> [Task brief] Reproduce the data below line for line, swapping each occurrence of "monitor-bezel" for "display-frame" and leaving everything else unchanged.

> [Task inputs]

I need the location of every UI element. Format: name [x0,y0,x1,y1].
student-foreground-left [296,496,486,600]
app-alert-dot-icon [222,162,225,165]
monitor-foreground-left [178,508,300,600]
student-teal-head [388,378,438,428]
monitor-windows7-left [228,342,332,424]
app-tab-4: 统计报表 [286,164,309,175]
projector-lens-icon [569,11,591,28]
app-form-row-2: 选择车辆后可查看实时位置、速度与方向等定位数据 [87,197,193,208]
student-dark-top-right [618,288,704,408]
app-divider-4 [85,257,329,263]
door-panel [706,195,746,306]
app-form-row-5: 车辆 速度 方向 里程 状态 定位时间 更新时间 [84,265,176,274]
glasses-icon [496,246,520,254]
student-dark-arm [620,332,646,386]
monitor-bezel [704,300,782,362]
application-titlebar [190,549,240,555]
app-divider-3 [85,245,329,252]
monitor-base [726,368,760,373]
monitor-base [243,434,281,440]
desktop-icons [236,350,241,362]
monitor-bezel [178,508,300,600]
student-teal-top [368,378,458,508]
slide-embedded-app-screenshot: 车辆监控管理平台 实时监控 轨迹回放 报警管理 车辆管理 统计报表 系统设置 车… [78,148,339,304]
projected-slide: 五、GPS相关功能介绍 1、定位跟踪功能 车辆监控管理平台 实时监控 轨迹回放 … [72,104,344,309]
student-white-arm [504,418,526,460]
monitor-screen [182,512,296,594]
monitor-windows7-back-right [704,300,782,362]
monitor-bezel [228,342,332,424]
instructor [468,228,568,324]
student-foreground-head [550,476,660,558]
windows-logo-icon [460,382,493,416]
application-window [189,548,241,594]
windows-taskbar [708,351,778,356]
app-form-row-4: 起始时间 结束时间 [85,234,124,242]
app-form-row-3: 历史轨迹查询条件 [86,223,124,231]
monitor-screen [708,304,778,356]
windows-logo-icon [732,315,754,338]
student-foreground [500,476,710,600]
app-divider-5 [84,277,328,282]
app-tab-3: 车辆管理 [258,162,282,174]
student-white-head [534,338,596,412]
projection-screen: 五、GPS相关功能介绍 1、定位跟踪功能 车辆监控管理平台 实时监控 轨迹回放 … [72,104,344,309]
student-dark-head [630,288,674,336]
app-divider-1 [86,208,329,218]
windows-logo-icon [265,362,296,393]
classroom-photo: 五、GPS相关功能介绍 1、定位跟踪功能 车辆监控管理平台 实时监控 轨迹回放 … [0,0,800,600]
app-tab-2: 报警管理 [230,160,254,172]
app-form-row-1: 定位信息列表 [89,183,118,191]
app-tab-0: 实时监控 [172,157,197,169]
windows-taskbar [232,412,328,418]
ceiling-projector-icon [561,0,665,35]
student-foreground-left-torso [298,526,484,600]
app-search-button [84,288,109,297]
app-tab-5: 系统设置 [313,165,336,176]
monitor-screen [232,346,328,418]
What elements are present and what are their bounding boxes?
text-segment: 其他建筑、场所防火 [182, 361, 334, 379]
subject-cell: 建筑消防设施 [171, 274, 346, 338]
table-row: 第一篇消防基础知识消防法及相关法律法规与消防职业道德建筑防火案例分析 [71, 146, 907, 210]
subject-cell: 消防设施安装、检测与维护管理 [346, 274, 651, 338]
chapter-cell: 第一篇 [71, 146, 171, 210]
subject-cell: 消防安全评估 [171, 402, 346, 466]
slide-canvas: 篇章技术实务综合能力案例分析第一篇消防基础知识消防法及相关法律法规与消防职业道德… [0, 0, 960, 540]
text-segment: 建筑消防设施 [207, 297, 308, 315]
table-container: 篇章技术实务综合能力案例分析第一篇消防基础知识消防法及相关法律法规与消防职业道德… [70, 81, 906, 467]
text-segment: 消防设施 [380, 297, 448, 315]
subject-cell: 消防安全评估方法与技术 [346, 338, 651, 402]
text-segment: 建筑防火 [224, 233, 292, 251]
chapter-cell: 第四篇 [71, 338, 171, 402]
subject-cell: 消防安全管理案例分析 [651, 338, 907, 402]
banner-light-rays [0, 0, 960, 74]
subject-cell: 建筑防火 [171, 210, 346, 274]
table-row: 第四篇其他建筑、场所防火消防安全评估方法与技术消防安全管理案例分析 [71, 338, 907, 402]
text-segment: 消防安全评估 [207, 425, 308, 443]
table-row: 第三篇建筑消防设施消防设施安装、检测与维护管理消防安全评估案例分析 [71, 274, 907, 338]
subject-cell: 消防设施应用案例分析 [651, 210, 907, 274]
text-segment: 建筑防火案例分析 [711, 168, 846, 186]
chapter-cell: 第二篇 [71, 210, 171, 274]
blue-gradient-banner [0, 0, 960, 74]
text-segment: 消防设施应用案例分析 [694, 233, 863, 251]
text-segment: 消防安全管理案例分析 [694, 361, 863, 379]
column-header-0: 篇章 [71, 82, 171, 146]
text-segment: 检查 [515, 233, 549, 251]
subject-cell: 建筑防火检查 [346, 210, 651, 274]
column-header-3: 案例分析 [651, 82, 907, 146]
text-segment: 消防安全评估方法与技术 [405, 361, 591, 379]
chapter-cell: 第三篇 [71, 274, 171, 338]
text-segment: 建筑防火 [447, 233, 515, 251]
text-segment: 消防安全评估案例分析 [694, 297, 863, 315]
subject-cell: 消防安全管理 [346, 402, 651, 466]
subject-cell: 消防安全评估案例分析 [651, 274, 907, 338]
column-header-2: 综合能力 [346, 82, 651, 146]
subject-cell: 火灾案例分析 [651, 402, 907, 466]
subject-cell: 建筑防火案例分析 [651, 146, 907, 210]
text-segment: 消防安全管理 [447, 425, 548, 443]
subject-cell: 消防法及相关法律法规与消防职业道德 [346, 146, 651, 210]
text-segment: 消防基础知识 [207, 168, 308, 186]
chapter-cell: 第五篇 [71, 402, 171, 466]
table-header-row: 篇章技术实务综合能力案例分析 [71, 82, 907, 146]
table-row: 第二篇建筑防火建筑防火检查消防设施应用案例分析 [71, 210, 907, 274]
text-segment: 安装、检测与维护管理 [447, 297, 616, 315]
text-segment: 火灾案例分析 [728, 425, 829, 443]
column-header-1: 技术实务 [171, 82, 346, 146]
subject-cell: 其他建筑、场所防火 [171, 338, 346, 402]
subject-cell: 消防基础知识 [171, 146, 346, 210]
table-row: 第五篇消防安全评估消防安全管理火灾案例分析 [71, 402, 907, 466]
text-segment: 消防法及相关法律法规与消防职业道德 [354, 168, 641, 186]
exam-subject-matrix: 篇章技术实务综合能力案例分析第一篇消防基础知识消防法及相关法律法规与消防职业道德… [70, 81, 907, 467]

> [Response for this exercise]
I need the location of every UI element. Format: name [x0,y0,x1,y1].
student-foreground-left [296,496,486,600]
app-alert-dot-icon [222,162,225,165]
monitor-foreground-left [178,508,300,600]
student-teal-head [388,378,438,428]
monitor-windows7-left [228,342,332,424]
app-tab-4: 统计报表 [286,164,309,175]
projector-lens-icon [569,11,591,28]
app-form-row-2: 选择车辆后可查看实时位置、速度与方向等定位数据 [87,197,193,208]
student-dark-top-right [618,288,704,408]
app-divider-4 [85,257,329,263]
door-panel [706,195,746,306]
app-form-row-5: 车辆 速度 方向 里程 状态 定位时间 更新时间 [84,265,176,274]
glasses-icon [496,246,520,254]
student-dark-arm [620,332,646,386]
display-frame [704,300,782,362]
application-titlebar [190,549,240,555]
app-divider-3 [85,245,329,252]
monitor-base [726,368,760,373]
monitor-base [243,434,281,440]
desktop-icons [236,350,241,362]
display-frame [178,508,300,600]
student-teal-top [368,378,458,508]
slide-embedded-app-screenshot: 车辆监控管理平台 实时监控 轨迹回放 报警管理 车辆管理 统计报表 系统设置 车… [78,148,339,304]
projected-slide: 五、GPS相关功能介绍 1、定位跟踪功能 车辆监控管理平台 实时监控 轨迹回放 … [72,104,344,309]
student-white-arm [504,418,526,460]
monitor-screen [182,512,296,594]
monitor-windows7-back-right [704,300,782,362]
display-frame [228,342,332,424]
instructor [468,228,568,324]
student-foreground-head [550,476,660,558]
windows-logo-icon [460,382,493,416]
application-window [189,548,241,594]
windows-taskbar [708,351,778,356]
app-form-row-4: 起始时间 结束时间 [85,234,124,242]
app-form-row-3: 历史轨迹查询条件 [86,223,124,231]
monitor-screen [708,304,778,356]
windows-logo-icon [732,315,754,338]
student-foreground [500,476,710,600]
app-divider-5 [84,277,328,282]
app-tab-3: 车辆管理 [258,162,282,174]
student-white-head [534,338,596,412]
projection-screen: 五、GPS相关功能介绍 1、定位跟踪功能 车辆监控管理平台 实时监控 轨迹回放 … [72,104,344,309]
student-dark-head [630,288,674,336]
app-divider-1 [86,208,329,218]
windows-logo-icon [265,362,296,393]
classroom-photo: 五、GPS相关功能介绍 1、定位跟踪功能 车辆监控管理平台 实时监控 轨迹回放 … [0,0,800,600]
app-tab-2: 报警管理 [230,160,254,172]
app-form-row-1: 定位信息列表 [89,183,118,191]
app-tab-0: 实时监控 [172,157,197,169]
windows-taskbar [232,412,328,418]
ceiling-projector-icon [561,0,665,35]
student-foreground-left-torso [298,526,484,600]
app-search-button [84,288,109,297]
app-tab-5: 系统设置 [313,165,336,176]
monitor-screen [232,346,328,418]
What elements are present and what are their bounding boxes?
text-segment: 其他建筑、场所防火 [182, 361, 334, 379]
subject-cell: 建筑消防设施 [171, 274, 346, 338]
table-row: 第一篇消防基础知识消防法及相关法律法规与消防职业道德建筑防火案例分析 [71, 146, 907, 210]
subject-cell: 消防设施安装、检测与维护管理 [346, 274, 651, 338]
chapter-cell: 第一篇 [71, 146, 171, 210]
subject-cell: 消防安全评估 [171, 402, 346, 466]
slide-canvas: 篇章技术实务综合能力案例分析第一篇消防基础知识消防法及相关法律法规与消防职业道德… [0, 0, 960, 540]
text-segment: 建筑消防设施 [207, 297, 308, 315]
table-container: 篇章技术实务综合能力案例分析第一篇消防基础知识消防法及相关法律法规与消防职业道德… [70, 81, 906, 467]
text-segment: 消防设施 [380, 297, 448, 315]
subject-cell: 消防安全评估方法与技术 [346, 338, 651, 402]
text-segment: 建筑防火 [224, 233, 292, 251]
chapter-cell: 第四篇 [71, 338, 171, 402]
subject-cell: 消防安全管理案例分析 [651, 338, 907, 402]
banner-light-rays [0, 0, 960, 74]
subject-cell: 建筑防火 [171, 210, 346, 274]
table-row: 第四篇其他建筑、场所防火消防安全评估方法与技术消防安全管理案例分析 [71, 338, 907, 402]
text-segment: 消防安全评估 [207, 425, 308, 443]
table-row: 第三篇建筑消防设施消防设施安装、检测与维护管理消防安全评估案例分析 [71, 274, 907, 338]
subject-cell: 消防设施应用案例分析 [651, 210, 907, 274]
text-segment: 建筑防火案例分析 [711, 168, 846, 186]
chapter-cell: 第二篇 [71, 210, 171, 274]
blue-gradient-banner [0, 0, 960, 74]
text-segment: 消防设施应用案例分析 [694, 233, 863, 251]
text-segment: 消防安全管理案例分析 [694, 361, 863, 379]
column-header-0: 篇章 [71, 82, 171, 146]
text-segment: 检查 [515, 233, 549, 251]
subject-cell: 建筑防火检查 [346, 210, 651, 274]
column-header-3: 案例分析 [651, 82, 907, 146]
text-segment: 消防安全评估方法与技术 [405, 361, 591, 379]
chapter-cell: 第三篇 [71, 274, 171, 338]
text-segment: 建筑防火 [447, 233, 515, 251]
text-segment: 消防安全评估案例分析 [694, 297, 863, 315]
subject-cell: 消防安全管理 [346, 402, 651, 466]
subject-cell: 消防安全评估案例分析 [651, 274, 907, 338]
column-header-2: 综合能力 [346, 82, 651, 146]
subject-cell: 火灾案例分析 [651, 402, 907, 466]
subject-cell: 建筑防火案例分析 [651, 146, 907, 210]
text-segment: 消防安全管理 [447, 425, 548, 443]
subject-cell: 消防法及相关法律法规与消防职业道德 [346, 146, 651, 210]
text-segment: 消防基础知识 [207, 168, 308, 186]
chapter-cell: 第五篇 [71, 402, 171, 466]
table-header-row: 篇章技术实务综合能力案例分析 [71, 82, 907, 146]
table-row: 第二篇建筑防火建筑防火检查消防设施应用案例分析 [71, 210, 907, 274]
text-segment: 安装、检测与维护管理 [447, 297, 616, 315]
text-segment: 火灾案例分析 [728, 425, 829, 443]
column-header-1: 技术实务 [171, 82, 346, 146]
subject-cell: 其他建筑、场所防火 [171, 338, 346, 402]
subject-cell: 消防基础知识 [171, 146, 346, 210]
table-row: 第五篇消防安全评估消防安全管理火灾案例分析 [71, 402, 907, 466]
text-segment: 消防法及相关法律法规与消防职业道德 [354, 168, 641, 186]
exam-subject-matrix: 篇章技术实务综合能力案例分析第一篇消防基础知识消防法及相关法律法规与消防职业道德… [70, 81, 907, 467]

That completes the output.